_SET PROBLEM_: Copy out each line of the material below that holds the string "screenshot".

————

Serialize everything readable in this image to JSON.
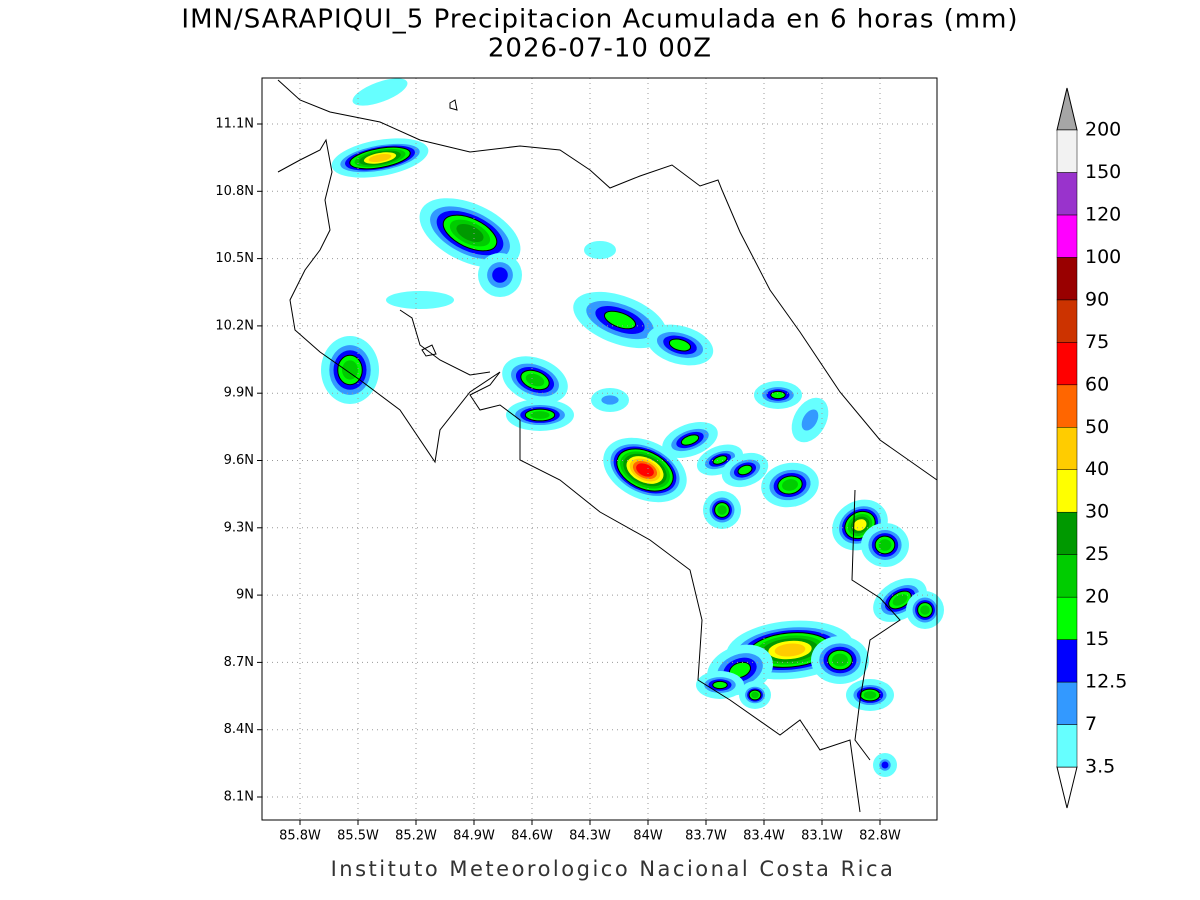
{
  "header": {
    "title": "IMN/SARAPIQUI_5 Precipitacion Acumulada en 6 horas (mm)",
    "subtitle": "2026-07-10 00Z"
  },
  "map": {
    "lon_labels": [
      "85.8W",
      "85.5W",
      "85.2W",
      "84.9W",
      "84.6W",
      "84.3W",
      "84W",
      "83.7W",
      "83.4W",
      "83.1W",
      "82.8W"
    ],
    "lat_labels": [
      "11.1N",
      "10.8N",
      "10.5N",
      "10.2N",
      "9.9N",
      "9.6N",
      "9.3N",
      "9N",
      "8.7N",
      "8.4N",
      "8.1N"
    ]
  },
  "colorbar": {
    "labels": [
      "3.5",
      "7",
      "12.5",
      "15",
      "20",
      "25",
      "30",
      "40",
      "50",
      "60",
      "75",
      "90",
      "100",
      "120",
      "150",
      "200"
    ],
    "colors": [
      "#66ffff",
      "#3399ff",
      "#0000ff",
      "#00ff00",
      "#00cc00",
      "#009900",
      "#ffff00",
      "#ffcc00",
      "#ff6600",
      "#ff0000",
      "#cc3300",
      "#990000",
      "#ff00ff",
      "#9933cc",
      "#f2f2f2"
    ],
    "under_color": "#ffffff",
    "over_color": "#a6a6a6"
  },
  "footer": "Instituto Meteorologico Nacional Costa Rica"
}
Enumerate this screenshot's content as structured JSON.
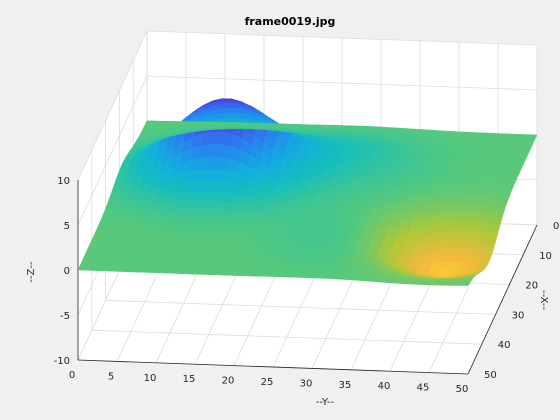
{
  "chart_data": {
    "type": "surface",
    "title": "frame0019.jpg",
    "xlabel": "--Y--",
    "ylabel": "--X--",
    "zlabel": "--Z--",
    "y_ticks": [
      "0",
      "5",
      "10",
      "15",
      "20",
      "25",
      "30",
      "35",
      "40",
      "45",
      "50"
    ],
    "x_ticks": [
      "0",
      "10",
      "20",
      "30",
      "40",
      "50"
    ],
    "z_ticks": [
      "-10",
      "-5",
      "0",
      "5",
      "10"
    ],
    "y_range": [
      0,
      50
    ],
    "x_range": [
      0,
      50
    ],
    "z_range": [
      -10,
      10
    ],
    "grid": true,
    "surface_peaks": [
      {
        "x": 18,
        "y": 13,
        "z": 8.5
      },
      {
        "x": 12,
        "y": 28,
        "z": 1.5
      },
      {
        "x": 36,
        "y": 33,
        "z": 1.0
      },
      {
        "x": 35,
        "y": 44,
        "z": -4.0
      }
    ],
    "baseline_z": 0
  }
}
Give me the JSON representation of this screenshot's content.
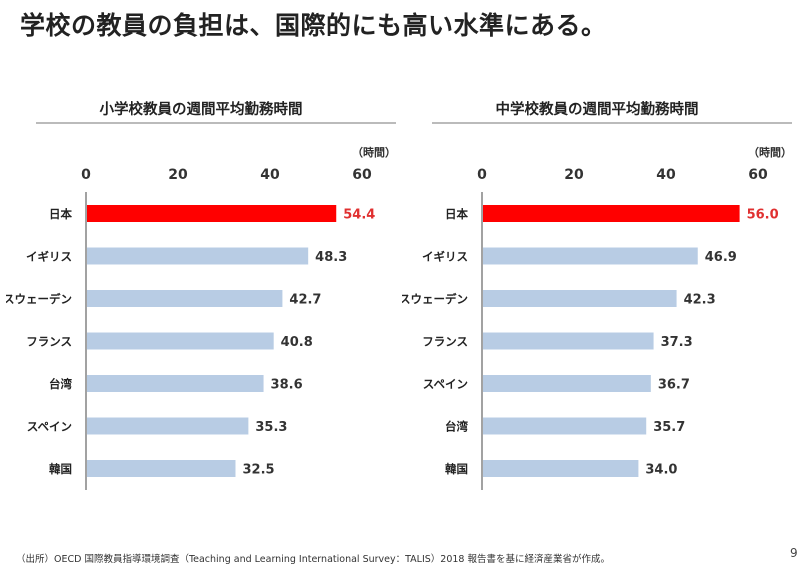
{
  "title": "学校の教員の負担は、国際的にも高い水準にある。",
  "footnote": "（出所）OECD 国際教員指導環境調査（Teaching and Learning International Survey：TALIS）2018 報告書を基に経済産業省が作成。",
  "page_number": "9",
  "colors": {
    "highlight": "#ff0000",
    "bar": "#b8cce4",
    "highlight_label": "#e03030"
  },
  "chart_data": [
    {
      "type": "bar",
      "orientation": "horizontal",
      "title": "小学校教員の週間平均勤務時間",
      "unit_label": "（時間）",
      "xlim": [
        0,
        60
      ],
      "ticks": [
        0,
        20,
        40,
        60
      ],
      "categories": [
        "日本",
        "イギリス",
        "スウェーデン",
        "フランス",
        "台湾",
        "スペイン",
        "韓国"
      ],
      "values": [
        54.4,
        48.3,
        42.7,
        40.8,
        38.6,
        35.3,
        32.5
      ],
      "value_labels": [
        "54.4",
        "48.3",
        "42.7",
        "40.8",
        "38.6",
        "35.3",
        "32.5"
      ],
      "highlight": "日本"
    },
    {
      "type": "bar",
      "orientation": "horizontal",
      "title": "中学校教員の週間平均勤務時間",
      "unit_label": "（時間）",
      "xlim": [
        0,
        60
      ],
      "ticks": [
        0,
        20,
        40,
        60
      ],
      "categories": [
        "日本",
        "イギリス",
        "スウェーデン",
        "フランス",
        "スペイン",
        "台湾",
        "韓国"
      ],
      "values": [
        56.0,
        46.9,
        42.3,
        37.3,
        36.7,
        35.7,
        34.0
      ],
      "value_labels": [
        "56.0",
        "46.9",
        "42.3",
        "37.3",
        "36.7",
        "35.7",
        "34.0"
      ],
      "highlight": "日本"
    }
  ]
}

————

_COMPLETE ANSWER_:
Enumerate this screenshot's content as structured JSON.
Give me the JSON representation of this screenshot's content.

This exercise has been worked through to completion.